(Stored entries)
————————
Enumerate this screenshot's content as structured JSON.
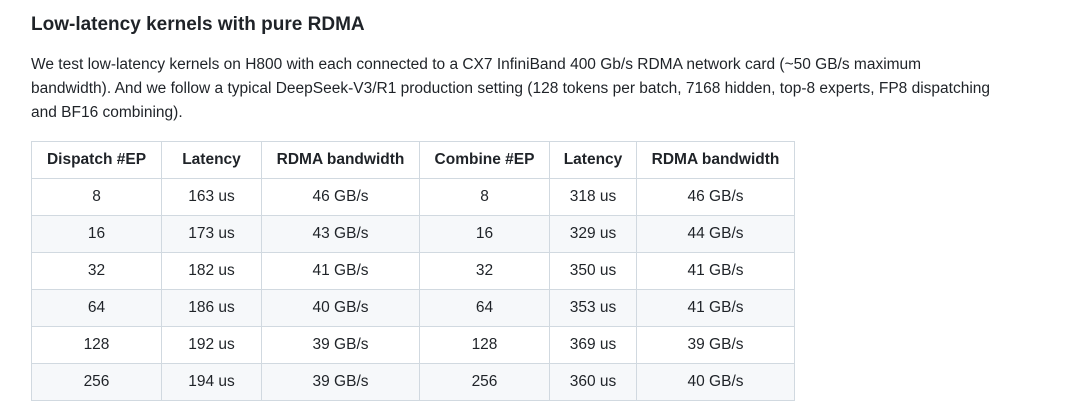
{
  "section": {
    "heading": "Low-latency kernels with pure RDMA",
    "description": "We test low-latency kernels on H800 with each connected to a CX7 InfiniBand 400 Gb/s RDMA network card (~50 GB/s maximum bandwidth). And we follow a typical DeepSeek-V3/R1 production setting (128 tokens per batch, 7168 hidden, top-8 experts, FP8 dispatching and BF16 combining)."
  },
  "table": {
    "headers": [
      "Dispatch #EP",
      "Latency",
      "RDMA bandwidth",
      "Combine #EP",
      "Latency",
      "RDMA bandwidth"
    ],
    "rows": [
      [
        "8",
        "163 us",
        "46 GB/s",
        "8",
        "318 us",
        "46 GB/s"
      ],
      [
        "16",
        "173 us",
        "43 GB/s",
        "16",
        "329 us",
        "44 GB/s"
      ],
      [
        "32",
        "182 us",
        "41 GB/s",
        "32",
        "350 us",
        "41 GB/s"
      ],
      [
        "64",
        "186 us",
        "40 GB/s",
        "64",
        "353 us",
        "41 GB/s"
      ],
      [
        "128",
        "192 us",
        "39 GB/s",
        "128",
        "369 us",
        "39 GB/s"
      ],
      [
        "256",
        "194 us",
        "39 GB/s",
        "256",
        "360 us",
        "40 GB/s"
      ]
    ]
  },
  "colors": {
    "text": "#1f2328",
    "border": "#d1d9e0",
    "striped_row": "#f6f8fa"
  }
}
————————
• **Instructions for the task**
Give the entries again word for word, but skip the pictures.

• **Written response**
Enumerate this screenshot's content as structured JSON.
{
  "section": {
    "heading": "Low-latency kernels with pure RDMA",
    "description": "We test low-latency kernels on H800 with each connected to a CX7 InfiniBand 400 Gb/s RDMA network card (~50 GB/s maximum bandwidth). And we follow a typical DeepSeek-V3/R1 production setting (128 tokens per batch, 7168 hidden, top-8 experts, FP8 dispatching and BF16 combining)."
  },
  "table": {
    "headers": [
      "Dispatch #EP",
      "Latency",
      "RDMA bandwidth",
      "Combine #EP",
      "Latency",
      "RDMA bandwidth"
    ],
    "rows": [
      [
        "8",
        "163 us",
        "46 GB/s",
        "8",
        "318 us",
        "46 GB/s"
      ],
      [
        "16",
        "173 us",
        "43 GB/s",
        "16",
        "329 us",
        "44 GB/s"
      ],
      [
        "32",
        "182 us",
        "41 GB/s",
        "32",
        "350 us",
        "41 GB/s"
      ],
      [
        "64",
        "186 us",
        "40 GB/s",
        "64",
        "353 us",
        "41 GB/s"
      ],
      [
        "128",
        "192 us",
        "39 GB/s",
        "128",
        "369 us",
        "39 GB/s"
      ],
      [
        "256",
        "194 us",
        "39 GB/s",
        "256",
        "360 us",
        "40 GB/s"
      ]
    ]
  },
  "colors": {
    "text": "#1f2328",
    "border": "#d1d9e0",
    "striped_row": "#f6f8fa"
  }
}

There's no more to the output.